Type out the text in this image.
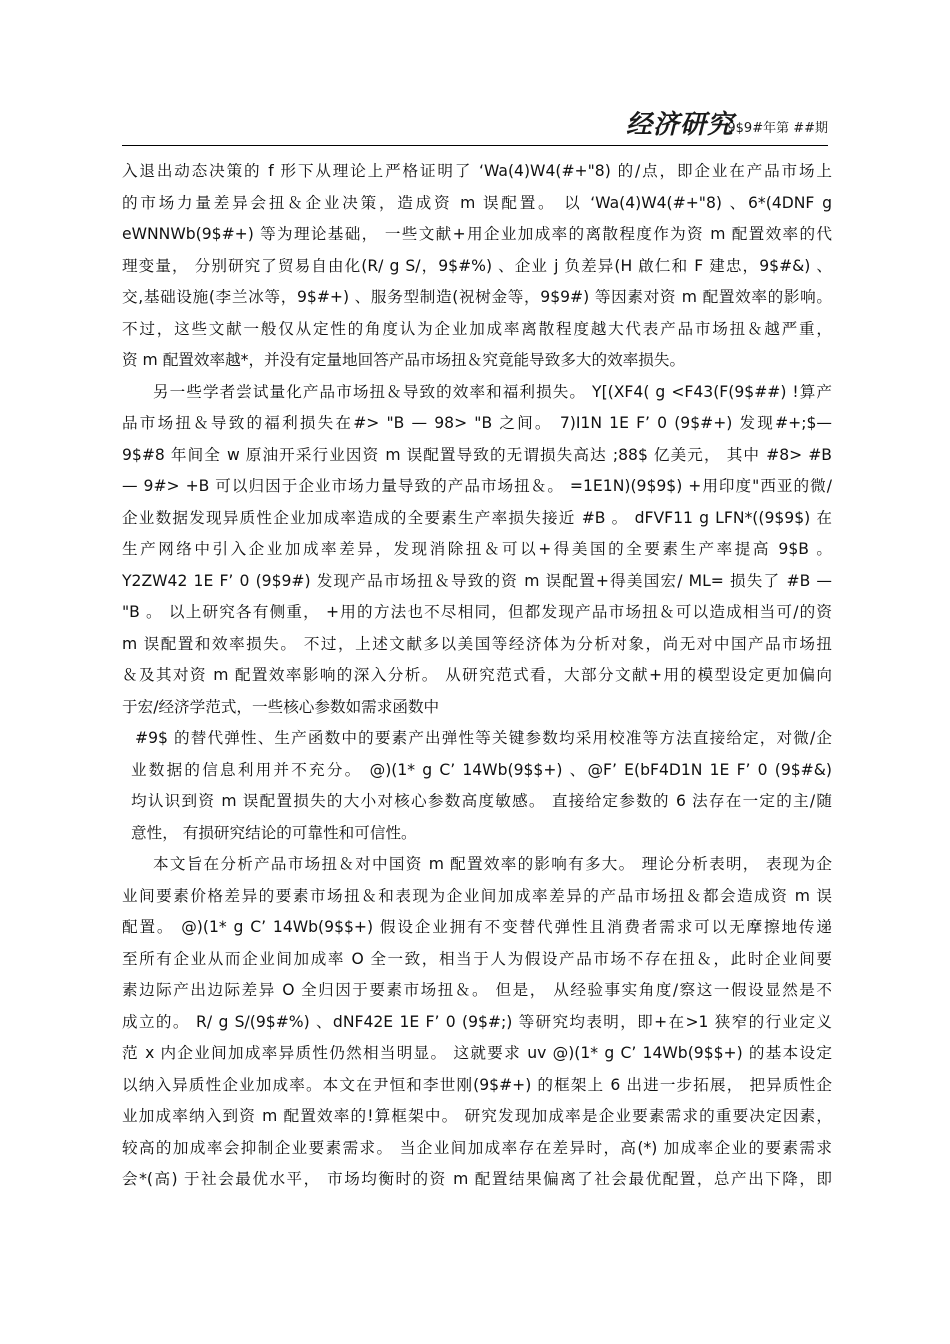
经济研究
9$9#年第 ##期
入退出动态决策的 f 形下从理论上严格证明了 ‘Wa(4)W4(#+"8) 的/点，即企业在产品市场上
的市场力量差异会扭＆企业决策，造成资 m 误配置。 以 ‘Wa(4)W4(#+"8) 、6*(4DNF g
eWNNWb(9$#+) 等为理论基础， 一些文献+用企业加成率的离散程度作为资 m 配置效率的代
理变量， 分别研究了贸易自由化(R/ g S/，9$#%) 、企业 j 负差异(H 啟仁和 F 建忠，9$#&) 、
交,基础设施(李兰冰等，9$#+) 、服务型制造(祝树金等，9$9#) 等因素对资 m 配置效率的影响。
不过，这些文献一般仅从定性的角度认为企业加成率离散程度越大代表产品市场扭＆越严重，
资 m 配置效率越*，并没有定量地回答产品市场扭＆究竟能导致多大的效率损失。
另一些学者尝试量化产品市场扭＆导致的效率和福利损失。 Y[(XF4( g <F43(F(9$##) !算产
品市场扭＆导致的福利损失在#> "B — 98> "B 之间。 7)I1N 1E F’ 0 (9$#+) 发现#+;$—
9$#8 年间全 w 原油开采行业因资 m 误配置导致的无谓损失高达 ;88$ 亿美元， 其中 #8> #B
— 9#> +B 可以归因于企业市场力量导致的产品市场扭＆。 =1E1N)(9$9$) +用印度"西亚的微/
企业数据发现异质性企业加成率造成的全要素生产率损失接近 #B 。 dFVF11 g LFN*((9$9$) 在
生产网络中引入企业加成率差异，发现消除扭＆可以+得美国的全要素生产率提高 9$B 。
Y2ZW42 1E F’ 0 (9$9#) 发现产品市场扭＆导致的资 m 误配置+得美国宏/ ML= 损失了 #B —
"B 。 以上研究各有侧重， +用的方法也不尽相同，但都发现产品市场扭＆可以造成相当可/的资
m 误配置和效率损失。 不过，上述文献多以美国等经济体为分析对象，尚无对中国产品市场扭
＆及其对资 m 配置效率影响的深入分析。 从研究范式看，大部分文献+用的模型设定更加偏向
于宏/经济学范式，一些核心参数如需求函数中
#9$ 的替代弹性、生产函数中的要素产出弹性等关键参数均采用校准等方法直接给定，对微/企
业数据的信息利用并不充分。 @)(1* g C’ 14Wb(9$$+) 、@F’ E(bF4D1N 1E F’ 0 (9$#&)
均认识到资 m 误配置损失的大小对核心参数高度敏感。 直接给定参数的 6 法存在一定的主/随
意性， 有损研究结论的可靠性和可信性。
本文旨在分析产品市场扭＆对中国资 m 配置效率的影响有多大。 理论分析表明， 表现为企
业间要素价格差异的要素市场扭＆和表现为企业间加成率差异的产品市场扭＆都会造成资 m 误
配置。 @)(1* g C’ 14Wb(9$$+) 假设企业拥有不变替代弹性且消费者需求可以无摩擦地传递
至所有企业从而企业间加成率 O 全一致，相当于人为假设产品市场不存在扭＆，此时企业间要
素边际产出边际差异 O 全归因于要素市场扭＆。 但是， 从经验事实角度/察这一假设显然是不
成立的。 R/ g S/(9$#%) 、dNF42E 1E F’ 0 (9$#;) 等研究均表明，即+在>1 狭窄的行业定义
范 x 内企业间加成率异质性仍然相当明显。 这就要求 uv @)(1* g C’ 14Wb(9$$+) 的基本设定
以纳入异质性企业加成率。本文在尹恒和李世刚(9$#+) 的框架上 6 出进一步拓展， 把异质性企
业加成率纳入到资 m 配置效率的!算框架中。 研究发现加成率是企业要素需求的重要决定因素，
较高的加成率会抑制企业要素需求。 当企业间加成率存在差异时，高(*) 加成率企业的要素需求
会*(高) 于社会最优水平， 市场均衡时的资 m 配置结果偏离了社会最优配置，总产出下降，即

● What you have to do
Replicate the material above verbatim; images stay out of the copy.

● Exercise solution
Type out the text in this image.
经济研究
9$9#年第 ##期
入退出动态决策的 f 形下从理论上严格证明了 ‘Wa(4)W4(#+"8) 的/点，即企业在产品市场上
的市场力量差异会扭＆企业决策，造成资 m 误配置。 以 ‘Wa(4)W4(#+"8) 、6*(4DNF g
eWNNWb(9$#+) 等为理论基础， 一些文献+用企业加成率的离散程度作为资 m 配置效率的代
理变量， 分别研究了贸易自由化(R/ g S/，9$#%) 、企业 j 负差异(H 啟仁和 F 建忠，9$#&) 、
交,基础设施(李兰冰等，9$#+) 、服务型制造(祝树金等，9$9#) 等因素对资 m 配置效率的影响。
不过，这些文献一般仅从定性的角度认为企业加成率离散程度越大代表产品市场扭＆越严重，
资 m 配置效率越*，并没有定量地回答产品市场扭＆究竟能导致多大的效率损失。
另一些学者尝试量化产品市场扭＆导致的效率和福利损失。 Y[(XF4( g <F43(F(9$##) !算产
品市场扭＆导致的福利损失在#> "B — 98> "B 之间。 7)I1N 1E F’ 0 (9$#+) 发现#+;$—
9$#8 年间全 w 原油开采行业因资 m 误配置导致的无谓损失高达 ;88$ 亿美元， 其中 #8> #B
— 9#> +B 可以归因于企业市场力量导致的产品市场扭＆。 =1E1N)(9$9$) +用印度"西亚的微/
企业数据发现异质性企业加成率造成的全要素生产率损失接近 #B 。 dFVF11 g LFN*((9$9$) 在
生产网络中引入企业加成率差异，发现消除扭＆可以+得美国的全要素生产率提高 9$B 。
Y2ZW42 1E F’ 0 (9$9#) 发现产品市场扭＆导致的资 m 误配置+得美国宏/ ML= 损失了 #B —
"B 。 以上研究各有侧重， +用的方法也不尽相同，但都发现产品市场扭＆可以造成相当可/的资
m 误配置和效率损失。 不过，上述文献多以美国等经济体为分析对象，尚无对中国产品市场扭
＆及其对资 m 配置效率影响的深入分析。 从研究范式看，大部分文献+用的模型设定更加偏向
于宏/经济学范式，一些核心参数如需求函数中
#9$ 的替代弹性、生产函数中的要素产出弹性等关键参数均采用校准等方法直接给定，对微/企
业数据的信息利用并不充分。 @)(1* g C’ 14Wb(9$$+) 、@F’ E(bF4D1N 1E F’ 0 (9$#&)
均认识到资 m 误配置损失的大小对核心参数高度敏感。 直接给定参数的 6 法存在一定的主/随
意性， 有损研究结论的可靠性和可信性。
本文旨在分析产品市场扭＆对中国资 m 配置效率的影响有多大。 理论分析表明， 表现为企
业间要素价格差异的要素市场扭＆和表现为企业间加成率差异的产品市场扭＆都会造成资 m 误
配置。 @)(1* g C’ 14Wb(9$$+) 假设企业拥有不变替代弹性且消费者需求可以无摩擦地传递
至所有企业从而企业间加成率 O 全一致，相当于人为假设产品市场不存在扭＆，此时企业间要
素边际产出边际差异 O 全归因于要素市场扭＆。 但是， 从经验事实角度/察这一假设显然是不
成立的。 R/ g S/(9$#%) 、dNF42E 1E F’ 0 (9$#;) 等研究均表明，即+在>1 狭窄的行业定义
范 x 内企业间加成率异质性仍然相当明显。 这就要求 uv @)(1* g C’ 14Wb(9$$+) 的基本设定
以纳入异质性企业加成率。本文在尹恒和李世刚(9$#+) 的框架上 6 出进一步拓展， 把异质性企
业加成率纳入到资 m 配置效率的!算框架中。 研究发现加成率是企业要素需求的重要决定因素，
较高的加成率会抑制企业要素需求。 当企业间加成率存在差异时，高(*) 加成率企业的要素需求
会*(高) 于社会最优水平， 市场均衡时的资 m 配置结果偏离了社会最优配置，总产出下降，即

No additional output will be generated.